# WRITTEN TASK:
Your task is to repeat all of the material exactly.
"""
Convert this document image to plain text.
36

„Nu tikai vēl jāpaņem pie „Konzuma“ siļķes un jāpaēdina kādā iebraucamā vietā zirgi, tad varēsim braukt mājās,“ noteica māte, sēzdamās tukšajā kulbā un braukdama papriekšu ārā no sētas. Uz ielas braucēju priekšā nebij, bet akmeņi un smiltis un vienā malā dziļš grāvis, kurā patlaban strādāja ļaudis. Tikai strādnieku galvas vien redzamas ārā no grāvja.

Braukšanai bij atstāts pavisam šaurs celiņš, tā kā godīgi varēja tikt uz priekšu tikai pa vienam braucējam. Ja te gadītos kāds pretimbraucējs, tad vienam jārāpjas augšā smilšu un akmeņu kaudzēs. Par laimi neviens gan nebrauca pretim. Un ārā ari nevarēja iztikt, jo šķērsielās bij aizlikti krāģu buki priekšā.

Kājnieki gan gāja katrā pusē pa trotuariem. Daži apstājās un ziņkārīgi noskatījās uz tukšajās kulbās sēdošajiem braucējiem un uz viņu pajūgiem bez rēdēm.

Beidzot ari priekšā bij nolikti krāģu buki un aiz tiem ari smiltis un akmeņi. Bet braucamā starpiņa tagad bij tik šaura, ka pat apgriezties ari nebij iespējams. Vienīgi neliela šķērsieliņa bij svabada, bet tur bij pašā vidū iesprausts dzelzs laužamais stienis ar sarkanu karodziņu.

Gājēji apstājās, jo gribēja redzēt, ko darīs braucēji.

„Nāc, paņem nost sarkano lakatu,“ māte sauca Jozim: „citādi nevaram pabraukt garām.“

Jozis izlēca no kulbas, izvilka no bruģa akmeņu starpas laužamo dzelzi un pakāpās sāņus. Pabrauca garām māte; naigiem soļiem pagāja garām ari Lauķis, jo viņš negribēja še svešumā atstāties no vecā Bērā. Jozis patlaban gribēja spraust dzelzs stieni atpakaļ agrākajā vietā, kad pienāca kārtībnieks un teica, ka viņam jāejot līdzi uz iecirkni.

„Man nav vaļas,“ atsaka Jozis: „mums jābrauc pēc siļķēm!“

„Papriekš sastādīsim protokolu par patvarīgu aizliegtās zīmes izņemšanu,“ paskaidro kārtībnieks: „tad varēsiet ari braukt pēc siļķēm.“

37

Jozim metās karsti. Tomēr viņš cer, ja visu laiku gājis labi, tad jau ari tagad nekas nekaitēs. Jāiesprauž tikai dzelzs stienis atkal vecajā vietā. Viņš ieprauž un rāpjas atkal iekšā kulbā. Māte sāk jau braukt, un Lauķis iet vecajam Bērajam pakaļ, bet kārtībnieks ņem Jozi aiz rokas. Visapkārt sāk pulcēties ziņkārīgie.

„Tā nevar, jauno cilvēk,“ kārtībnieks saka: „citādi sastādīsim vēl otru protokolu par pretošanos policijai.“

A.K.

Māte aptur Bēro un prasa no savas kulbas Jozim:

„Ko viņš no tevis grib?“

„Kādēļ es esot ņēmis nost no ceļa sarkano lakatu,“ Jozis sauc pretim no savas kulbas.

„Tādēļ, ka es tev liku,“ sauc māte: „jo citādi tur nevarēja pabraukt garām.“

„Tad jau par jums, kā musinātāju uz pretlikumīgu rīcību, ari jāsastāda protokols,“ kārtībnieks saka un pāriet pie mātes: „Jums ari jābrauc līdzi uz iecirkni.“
"""
# FULL ANSWER:
Convert this document image to plain text.
36

„Nu tikai vēl jāpaņem pie „Konzuma“ siļķes un jāpaēdina kādā iebraucamā vietā zirgi, tad varēsim braukt mājās,“ noteica māte, sēzdamās tukšajā kulbā un braukdama papriekšu ārā no sētas. Uz ielas braucēju priekšā nebij, bet akmeņi un smiltis un vienā malā dziļš grāvis, kurā patlaban strādāja ļaudis. Tikai strādnieku galvas vien redzamas ārā no grāvja.

Braukšanai bij atstāts pavisam šaurs celiņš, tā kā godīgi varēja tikt uz priekšu tikai pa vienam braucējam. Ja te gadītos kāds pretimbraucējs, tad vienam jārāpjas augšā smilšu un akmeņu kaudzēs. Par laimi neviens gan nebrauca pretim. Un ārā ari nevarēja iztikt, jo šķērsielās bij aizlikti krāģu buki priekšā.

Kājnieki gan gāja katrā pusē pa trotuariem. Daži apstājās un ziņkārīgi noskatījās uz tukšajās kulbās sēdošajiem braucējiem un uz viņu pajūgiem bez rēdēm.

Beidzot ari priekšā bij nolikti krāģu buki un aiz tiem ari smiltis un akmeņi. Bet braucamā starpiņa tagad bij tik šaura, ka pat apgriezties ari nebij iespējams. Vienīgi neliela šķērsieliņa bij svabada, bet tur bij pašā vidū iesprausts dzelzs laužamais stienis ar sarkanu karodziņu.

Gājēji apstājās, jo gribēja redzēt, ko darīs braucēji.

„Nāc, paņem nost sarkano lakatu,“ māte sauca Jozim: „citādi nevaram pabraukt garām.“

Jozis izlēca no kulbas, izvilka no bruģa akmeņu starpas laužamo dzelzi un pakāpās sāņus. Pabrauca garām māte; naigiem soļiem pagāja garām ari Lauķis, jo viņš negribēja še svešumā atstāties no vecā Bērā. Jozis patlaban gribēja spraust dzelzs stieni atpakaļ agrākajā vietā, kad pienāca kārtībnieks un teica, ka viņam jāejot līdzi uz iecirkni.

„Man nav vaļas,“ atsaka Jozis: „mums jābrauc pēc siļķēm!“

„Papriekš sastādīsim protokolu par patvarīgu aizliegtās zīmes izņemšanu,“ paskaidro kārtībnieks: „tad varēsiet ari braukt pēc siļķēm.“

37

Jozim metās karsti. Tomēr viņš cer, ja visu laiku gājis labi, tad jau ari tagad nekas nekaitēs. Jāiesprauž tikai dzelzs stienis atkal vecajā vietā. Viņš ieprauž un rāpjas atkal iekšā kulbā. Māte sāk jau braukt, un Lauķis iet vecajam Bērajam pakaļ, bet kārtībnieks ņem Jozi aiz rokas. Visapkārt sāk pulcēties ziņkārīgie.

„Tā nevar, jauno cilvēk,“ kārtībnieks saka: „citādi sastādīsim vēl otru protokolu par pretošanos policijai.“

A.K.

Māte aptur Bēro un prasa no savas kulbas Jozim:

„Ko viņš no tevis grib?“

„Kādēļ es esot ņēmis nost no ceļa sarkano lakatu,“ Jozis sauc pretim no savas kulbas.

„Tādēļ, ka es tev liku,“ sauc māte: „jo citādi tur nevarēja pabraukt garām.“

„Tad jau par jums, kā musinātāju uz pretlikumīgu rīcību, ari jāsastāda protokols,“ kārtībnieks saka un pāriet pie mātes: „Jums ari jābrauc līdzi uz iecirkni.“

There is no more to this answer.